(Data entries)
□ □ □ □ □ □ □

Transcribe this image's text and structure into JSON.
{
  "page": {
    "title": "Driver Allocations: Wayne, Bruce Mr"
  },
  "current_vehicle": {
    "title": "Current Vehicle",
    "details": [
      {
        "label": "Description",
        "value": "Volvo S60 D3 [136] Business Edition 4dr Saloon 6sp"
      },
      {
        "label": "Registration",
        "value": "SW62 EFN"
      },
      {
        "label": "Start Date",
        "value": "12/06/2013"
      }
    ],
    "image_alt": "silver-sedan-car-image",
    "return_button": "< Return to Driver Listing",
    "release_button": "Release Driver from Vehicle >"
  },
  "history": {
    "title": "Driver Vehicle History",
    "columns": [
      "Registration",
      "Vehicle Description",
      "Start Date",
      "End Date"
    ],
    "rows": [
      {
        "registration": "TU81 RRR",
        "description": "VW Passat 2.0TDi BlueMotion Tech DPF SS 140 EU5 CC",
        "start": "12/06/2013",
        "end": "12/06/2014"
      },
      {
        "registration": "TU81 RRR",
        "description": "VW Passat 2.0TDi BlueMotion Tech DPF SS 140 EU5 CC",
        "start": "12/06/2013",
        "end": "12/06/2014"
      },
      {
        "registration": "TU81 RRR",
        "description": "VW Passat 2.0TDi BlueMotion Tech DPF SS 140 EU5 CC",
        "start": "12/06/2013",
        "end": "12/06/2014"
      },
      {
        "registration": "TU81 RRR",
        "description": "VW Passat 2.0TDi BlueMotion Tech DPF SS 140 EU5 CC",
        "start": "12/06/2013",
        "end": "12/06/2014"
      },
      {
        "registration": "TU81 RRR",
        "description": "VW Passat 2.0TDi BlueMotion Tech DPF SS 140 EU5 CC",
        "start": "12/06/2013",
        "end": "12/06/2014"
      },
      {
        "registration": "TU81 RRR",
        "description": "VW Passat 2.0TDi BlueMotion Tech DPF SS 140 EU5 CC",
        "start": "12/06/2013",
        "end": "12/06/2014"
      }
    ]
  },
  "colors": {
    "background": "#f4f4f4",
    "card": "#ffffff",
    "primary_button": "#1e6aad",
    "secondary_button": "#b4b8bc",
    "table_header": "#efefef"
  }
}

□ □ □ □ □ □ □

Problem details —
Emit the records above again, exactly, with no line skipped.

Task solution —
Transcribe this image's text and structure into JSON.
{
  "page": {
    "title": "Driver Allocations: Wayne, Bruce Mr"
  },
  "current_vehicle": {
    "title": "Current Vehicle",
    "details": [
      {
        "label": "Description",
        "value": "Volvo S60 D3 [136] Business Edition 4dr Saloon 6sp"
      },
      {
        "label": "Registration",
        "value": "SW62 EFN"
      },
      {
        "label": "Start Date",
        "value": "12/06/2013"
      }
    ],
    "image_alt": "silver-sedan-car-image",
    "return_button": "< Return to Driver Listing",
    "release_button": "Release Driver from Vehicle >"
  },
  "history": {
    "title": "Driver Vehicle History",
    "columns": [
      "Registration",
      "Vehicle Description",
      "Start Date",
      "End Date"
    ],
    "rows": [
      {
        "registration": "TU81 RRR",
        "description": "VW Passat 2.0TDi BlueMotion Tech DPF SS 140 EU5 CC",
        "start": "12/06/2013",
        "end": "12/06/2014"
      },
      {
        "registration": "TU81 RRR",
        "description": "VW Passat 2.0TDi BlueMotion Tech DPF SS 140 EU5 CC",
        "start": "12/06/2013",
        "end": "12/06/2014"
      },
      {
        "registration": "TU81 RRR",
        "description": "VW Passat 2.0TDi BlueMotion Tech DPF SS 140 EU5 CC",
        "start": "12/06/2013",
        "end": "12/06/2014"
      },
      {
        "registration": "TU81 RRR",
        "description": "VW Passat 2.0TDi BlueMotion Tech DPF SS 140 EU5 CC",
        "start": "12/06/2013",
        "end": "12/06/2014"
      },
      {
        "registration": "TU81 RRR",
        "description": "VW Passat 2.0TDi BlueMotion Tech DPF SS 140 EU5 CC",
        "start": "12/06/2013",
        "end": "12/06/2014"
      },
      {
        "registration": "TU81 RRR",
        "description": "VW Passat 2.0TDi BlueMotion Tech DPF SS 140 EU5 CC",
        "start": "12/06/2013",
        "end": "12/06/2014"
      }
    ]
  },
  "colors": {
    "background": "#f4f4f4",
    "card": "#ffffff",
    "primary_button": "#1e6aad",
    "secondary_button": "#b4b8bc",
    "table_header": "#efefef"
  }
}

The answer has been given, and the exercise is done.